-- Directive --
Look through the listing for the word "structured". Copy each line that has it.

-- Task inputs --
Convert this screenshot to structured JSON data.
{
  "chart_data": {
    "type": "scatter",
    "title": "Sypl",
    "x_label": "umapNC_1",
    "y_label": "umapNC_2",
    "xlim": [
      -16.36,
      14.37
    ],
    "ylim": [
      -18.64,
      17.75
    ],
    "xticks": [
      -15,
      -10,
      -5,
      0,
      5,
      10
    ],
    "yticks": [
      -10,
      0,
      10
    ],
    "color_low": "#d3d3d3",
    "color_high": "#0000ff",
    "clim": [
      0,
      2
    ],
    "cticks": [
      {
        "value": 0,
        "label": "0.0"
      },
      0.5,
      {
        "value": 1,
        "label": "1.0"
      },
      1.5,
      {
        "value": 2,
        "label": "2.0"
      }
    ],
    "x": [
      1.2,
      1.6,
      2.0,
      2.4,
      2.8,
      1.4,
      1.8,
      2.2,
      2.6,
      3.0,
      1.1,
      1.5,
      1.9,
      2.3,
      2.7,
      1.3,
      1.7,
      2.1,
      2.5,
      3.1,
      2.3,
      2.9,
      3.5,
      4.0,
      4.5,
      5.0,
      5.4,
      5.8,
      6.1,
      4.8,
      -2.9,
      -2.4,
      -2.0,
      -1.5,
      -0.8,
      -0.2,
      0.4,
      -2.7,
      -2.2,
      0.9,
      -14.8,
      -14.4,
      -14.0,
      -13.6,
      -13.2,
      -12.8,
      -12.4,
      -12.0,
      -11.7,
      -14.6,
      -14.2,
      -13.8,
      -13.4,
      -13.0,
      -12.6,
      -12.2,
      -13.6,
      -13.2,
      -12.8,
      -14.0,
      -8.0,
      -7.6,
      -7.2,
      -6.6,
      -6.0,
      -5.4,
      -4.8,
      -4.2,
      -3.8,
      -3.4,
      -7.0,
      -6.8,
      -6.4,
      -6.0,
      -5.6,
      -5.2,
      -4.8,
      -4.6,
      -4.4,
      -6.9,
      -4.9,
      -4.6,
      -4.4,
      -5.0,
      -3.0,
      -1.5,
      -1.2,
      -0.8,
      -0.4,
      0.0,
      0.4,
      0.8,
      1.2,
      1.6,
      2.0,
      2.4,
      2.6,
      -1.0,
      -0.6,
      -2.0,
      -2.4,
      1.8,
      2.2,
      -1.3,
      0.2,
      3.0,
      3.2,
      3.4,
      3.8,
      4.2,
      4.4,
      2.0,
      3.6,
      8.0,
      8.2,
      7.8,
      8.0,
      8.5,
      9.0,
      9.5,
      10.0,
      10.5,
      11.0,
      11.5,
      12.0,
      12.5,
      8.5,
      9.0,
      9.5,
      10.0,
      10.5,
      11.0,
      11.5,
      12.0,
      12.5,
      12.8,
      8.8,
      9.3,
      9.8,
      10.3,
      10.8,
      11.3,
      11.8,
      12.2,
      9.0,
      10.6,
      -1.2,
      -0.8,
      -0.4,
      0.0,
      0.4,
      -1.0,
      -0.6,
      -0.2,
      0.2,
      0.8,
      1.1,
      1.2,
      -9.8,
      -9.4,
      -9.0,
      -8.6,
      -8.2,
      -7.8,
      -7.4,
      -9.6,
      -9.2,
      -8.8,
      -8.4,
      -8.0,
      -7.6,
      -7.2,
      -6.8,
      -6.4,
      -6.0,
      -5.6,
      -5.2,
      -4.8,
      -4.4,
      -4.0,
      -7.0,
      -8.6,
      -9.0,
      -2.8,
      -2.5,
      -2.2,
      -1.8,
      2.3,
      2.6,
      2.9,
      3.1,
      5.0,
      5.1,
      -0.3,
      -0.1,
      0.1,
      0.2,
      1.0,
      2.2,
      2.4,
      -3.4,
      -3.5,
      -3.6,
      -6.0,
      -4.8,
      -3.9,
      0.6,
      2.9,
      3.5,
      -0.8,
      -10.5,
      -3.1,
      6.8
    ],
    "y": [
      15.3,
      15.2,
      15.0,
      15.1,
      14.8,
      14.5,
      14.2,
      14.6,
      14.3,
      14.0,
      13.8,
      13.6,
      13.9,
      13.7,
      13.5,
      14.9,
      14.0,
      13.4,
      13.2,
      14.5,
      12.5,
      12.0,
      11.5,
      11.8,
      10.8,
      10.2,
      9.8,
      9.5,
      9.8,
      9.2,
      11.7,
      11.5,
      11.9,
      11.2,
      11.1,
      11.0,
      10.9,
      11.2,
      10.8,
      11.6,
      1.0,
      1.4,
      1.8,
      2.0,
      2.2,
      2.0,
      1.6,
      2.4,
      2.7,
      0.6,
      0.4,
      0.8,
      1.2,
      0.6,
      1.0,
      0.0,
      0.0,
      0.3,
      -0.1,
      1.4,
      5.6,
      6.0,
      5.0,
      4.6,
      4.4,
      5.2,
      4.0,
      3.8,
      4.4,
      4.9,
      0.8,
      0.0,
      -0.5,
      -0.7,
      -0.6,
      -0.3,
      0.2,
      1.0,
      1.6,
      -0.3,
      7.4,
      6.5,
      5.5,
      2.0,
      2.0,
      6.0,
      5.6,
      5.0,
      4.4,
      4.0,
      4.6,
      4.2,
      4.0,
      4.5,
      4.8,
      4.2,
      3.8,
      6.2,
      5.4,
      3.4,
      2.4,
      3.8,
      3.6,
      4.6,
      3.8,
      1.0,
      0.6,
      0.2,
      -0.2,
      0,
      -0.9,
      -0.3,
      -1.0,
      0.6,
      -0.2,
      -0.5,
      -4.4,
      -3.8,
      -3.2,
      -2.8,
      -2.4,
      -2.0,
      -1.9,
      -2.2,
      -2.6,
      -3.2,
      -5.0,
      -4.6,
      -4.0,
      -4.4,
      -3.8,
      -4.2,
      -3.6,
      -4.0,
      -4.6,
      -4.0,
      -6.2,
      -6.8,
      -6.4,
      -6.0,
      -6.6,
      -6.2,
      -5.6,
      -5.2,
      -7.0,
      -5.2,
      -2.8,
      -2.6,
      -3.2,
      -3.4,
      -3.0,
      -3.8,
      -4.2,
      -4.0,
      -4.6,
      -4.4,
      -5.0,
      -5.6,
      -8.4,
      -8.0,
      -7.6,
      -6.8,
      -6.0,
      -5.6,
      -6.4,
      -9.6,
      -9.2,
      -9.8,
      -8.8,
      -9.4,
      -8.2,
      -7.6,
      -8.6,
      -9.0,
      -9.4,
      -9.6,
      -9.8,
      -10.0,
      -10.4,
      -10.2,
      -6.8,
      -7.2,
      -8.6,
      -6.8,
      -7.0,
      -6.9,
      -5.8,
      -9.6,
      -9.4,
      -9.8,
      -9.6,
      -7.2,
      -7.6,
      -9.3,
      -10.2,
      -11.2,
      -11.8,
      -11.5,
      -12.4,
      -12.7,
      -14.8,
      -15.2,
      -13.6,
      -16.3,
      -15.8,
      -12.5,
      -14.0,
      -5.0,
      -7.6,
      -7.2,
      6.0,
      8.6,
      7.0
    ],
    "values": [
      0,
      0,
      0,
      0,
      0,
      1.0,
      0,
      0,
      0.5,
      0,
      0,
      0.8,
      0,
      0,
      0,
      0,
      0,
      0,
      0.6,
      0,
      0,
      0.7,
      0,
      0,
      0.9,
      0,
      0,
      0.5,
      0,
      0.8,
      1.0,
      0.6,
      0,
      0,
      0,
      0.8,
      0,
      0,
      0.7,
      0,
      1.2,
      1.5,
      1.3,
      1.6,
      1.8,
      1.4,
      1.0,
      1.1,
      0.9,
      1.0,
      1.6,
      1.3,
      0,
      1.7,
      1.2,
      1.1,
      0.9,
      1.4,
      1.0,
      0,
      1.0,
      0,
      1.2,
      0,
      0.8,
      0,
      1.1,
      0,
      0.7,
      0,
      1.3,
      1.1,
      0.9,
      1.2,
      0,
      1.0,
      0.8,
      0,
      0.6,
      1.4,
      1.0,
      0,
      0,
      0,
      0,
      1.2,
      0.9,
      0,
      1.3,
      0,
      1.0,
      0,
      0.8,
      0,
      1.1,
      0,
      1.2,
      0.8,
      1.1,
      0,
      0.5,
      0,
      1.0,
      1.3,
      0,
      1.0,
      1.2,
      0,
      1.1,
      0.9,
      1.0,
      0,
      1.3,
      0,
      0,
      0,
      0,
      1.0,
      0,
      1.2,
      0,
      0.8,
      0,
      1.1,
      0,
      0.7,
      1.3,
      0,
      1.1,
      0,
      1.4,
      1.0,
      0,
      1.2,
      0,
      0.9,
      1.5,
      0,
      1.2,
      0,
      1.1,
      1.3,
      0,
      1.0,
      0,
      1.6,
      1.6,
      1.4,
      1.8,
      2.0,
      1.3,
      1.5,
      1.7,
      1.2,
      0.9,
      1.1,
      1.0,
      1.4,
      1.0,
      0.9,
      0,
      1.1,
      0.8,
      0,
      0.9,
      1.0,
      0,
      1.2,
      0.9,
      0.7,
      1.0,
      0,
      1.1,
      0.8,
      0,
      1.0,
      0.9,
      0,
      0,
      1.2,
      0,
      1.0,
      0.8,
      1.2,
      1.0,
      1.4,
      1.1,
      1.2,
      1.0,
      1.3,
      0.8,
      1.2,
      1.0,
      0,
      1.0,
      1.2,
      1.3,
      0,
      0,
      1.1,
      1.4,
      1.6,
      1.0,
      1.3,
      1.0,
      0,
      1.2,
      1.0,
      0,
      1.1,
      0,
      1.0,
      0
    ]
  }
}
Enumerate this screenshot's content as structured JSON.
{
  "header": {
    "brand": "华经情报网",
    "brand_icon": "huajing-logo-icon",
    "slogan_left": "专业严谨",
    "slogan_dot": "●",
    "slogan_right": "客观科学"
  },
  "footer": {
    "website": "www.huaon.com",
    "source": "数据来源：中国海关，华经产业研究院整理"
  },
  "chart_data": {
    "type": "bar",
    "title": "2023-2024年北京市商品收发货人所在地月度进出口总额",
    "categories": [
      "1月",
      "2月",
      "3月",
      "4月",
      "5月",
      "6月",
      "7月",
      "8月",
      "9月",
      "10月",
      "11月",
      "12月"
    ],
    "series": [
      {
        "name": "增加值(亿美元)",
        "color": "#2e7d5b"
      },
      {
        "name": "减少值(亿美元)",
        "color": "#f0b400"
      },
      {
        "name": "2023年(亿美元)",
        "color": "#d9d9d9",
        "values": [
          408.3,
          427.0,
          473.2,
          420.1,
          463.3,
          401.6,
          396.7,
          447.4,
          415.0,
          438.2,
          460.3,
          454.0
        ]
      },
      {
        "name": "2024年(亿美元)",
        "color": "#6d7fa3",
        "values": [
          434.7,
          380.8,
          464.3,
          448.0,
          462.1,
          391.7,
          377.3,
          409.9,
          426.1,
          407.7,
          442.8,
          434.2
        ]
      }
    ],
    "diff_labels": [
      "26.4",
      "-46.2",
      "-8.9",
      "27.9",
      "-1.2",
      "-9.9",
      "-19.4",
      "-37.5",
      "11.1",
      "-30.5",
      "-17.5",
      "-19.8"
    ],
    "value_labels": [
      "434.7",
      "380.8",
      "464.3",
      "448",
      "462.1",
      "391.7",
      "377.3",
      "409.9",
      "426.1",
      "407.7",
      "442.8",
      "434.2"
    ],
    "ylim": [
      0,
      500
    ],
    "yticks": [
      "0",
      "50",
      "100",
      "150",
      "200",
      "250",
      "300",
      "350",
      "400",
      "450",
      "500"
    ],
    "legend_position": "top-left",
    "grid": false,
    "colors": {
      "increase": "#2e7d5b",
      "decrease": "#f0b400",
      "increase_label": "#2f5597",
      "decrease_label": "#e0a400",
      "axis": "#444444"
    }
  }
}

-- The answer --
Convert this screenshot to structured JSON data.
Enumerate this screenshot's content as structured JSON.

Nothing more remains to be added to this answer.